- [TASK TO COMPLETE]: Could you output every one of the following entries verbatim, reproducing each line with no changes?

- [SUPPLIED RECORDS]:
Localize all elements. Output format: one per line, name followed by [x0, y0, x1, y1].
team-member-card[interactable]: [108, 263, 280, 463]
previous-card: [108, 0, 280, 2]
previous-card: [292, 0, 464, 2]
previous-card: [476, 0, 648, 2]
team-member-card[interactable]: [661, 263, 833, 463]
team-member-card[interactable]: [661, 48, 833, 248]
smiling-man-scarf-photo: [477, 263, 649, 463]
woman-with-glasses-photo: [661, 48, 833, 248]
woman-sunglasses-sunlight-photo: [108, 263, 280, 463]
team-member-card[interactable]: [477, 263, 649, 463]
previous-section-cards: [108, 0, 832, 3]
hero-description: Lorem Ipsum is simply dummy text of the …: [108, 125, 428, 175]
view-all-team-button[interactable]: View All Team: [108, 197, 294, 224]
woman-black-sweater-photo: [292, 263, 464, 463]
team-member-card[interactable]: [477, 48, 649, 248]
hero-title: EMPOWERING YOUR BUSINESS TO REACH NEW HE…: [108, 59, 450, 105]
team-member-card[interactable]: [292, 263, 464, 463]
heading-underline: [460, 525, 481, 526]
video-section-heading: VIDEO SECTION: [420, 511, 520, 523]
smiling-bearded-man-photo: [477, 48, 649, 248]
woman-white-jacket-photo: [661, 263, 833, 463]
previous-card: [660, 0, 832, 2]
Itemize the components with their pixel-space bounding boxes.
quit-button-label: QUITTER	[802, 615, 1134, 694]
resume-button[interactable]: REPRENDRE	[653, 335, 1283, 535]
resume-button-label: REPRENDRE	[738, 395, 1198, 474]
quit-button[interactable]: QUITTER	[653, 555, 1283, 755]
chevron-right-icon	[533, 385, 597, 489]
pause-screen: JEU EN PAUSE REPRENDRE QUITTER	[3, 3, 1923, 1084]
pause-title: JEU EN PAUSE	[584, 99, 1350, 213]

- [COMPLETE ANSWER]:
Localize all elements. Output format: one per line, name followed by [x0, y0, x1, y1].
team-member-card[interactable]: [108, 263, 280, 463]
previous-card: [108, 0, 280, 2]
previous-card: [292, 0, 464, 2]
previous-card: [476, 0, 648, 2]
team-member-card[interactable]: [661, 263, 833, 463]
team-member-card[interactable]: [661, 48, 833, 248]
smiling-man-scarf-photo: [477, 263, 649, 463]
woman-with-glasses-photo: [661, 48, 833, 248]
woman-sunglasses-sunlight-photo: [108, 263, 280, 463]
team-member-card[interactable]: [477, 263, 649, 463]
previous-section-cards: [108, 0, 832, 3]
hero-description: Lorem Ipsum is simply dummy text of the …: [108, 125, 428, 175]
view-all-team-button[interactable]: View All Team: [108, 197, 294, 224]
woman-black-sweater-photo: [292, 263, 464, 463]
team-member-card[interactable]: [477, 48, 649, 248]
hero-title: EMPOWERING YOUR BUSINESS TO REACH NEW HE…: [108, 59, 450, 105]
team-member-card[interactable]: [292, 263, 464, 463]
heading-underline: [460, 525, 481, 526]
video-section-heading: VIDEO SECTION: [420, 511, 520, 523]
smiling-bearded-man-photo: [477, 48, 649, 248]
woman-white-jacket-photo: [661, 263, 833, 463]
previous-card: [660, 0, 832, 2]
Itemize the components with their pixel-space bounding boxes.
quit-button-label: QUITTER	[802, 615, 1134, 694]
resume-button[interactable]: REPRENDRE	[653, 335, 1283, 535]
resume-button-label: REPRENDRE	[738, 395, 1198, 474]
quit-button[interactable]: QUITTER	[653, 555, 1283, 755]
chevron-right-icon	[533, 385, 597, 489]
pause-screen: JEU EN PAUSE REPRENDRE QUITTER	[3, 3, 1923, 1084]
pause-title: JEU EN PAUSE	[584, 99, 1350, 213]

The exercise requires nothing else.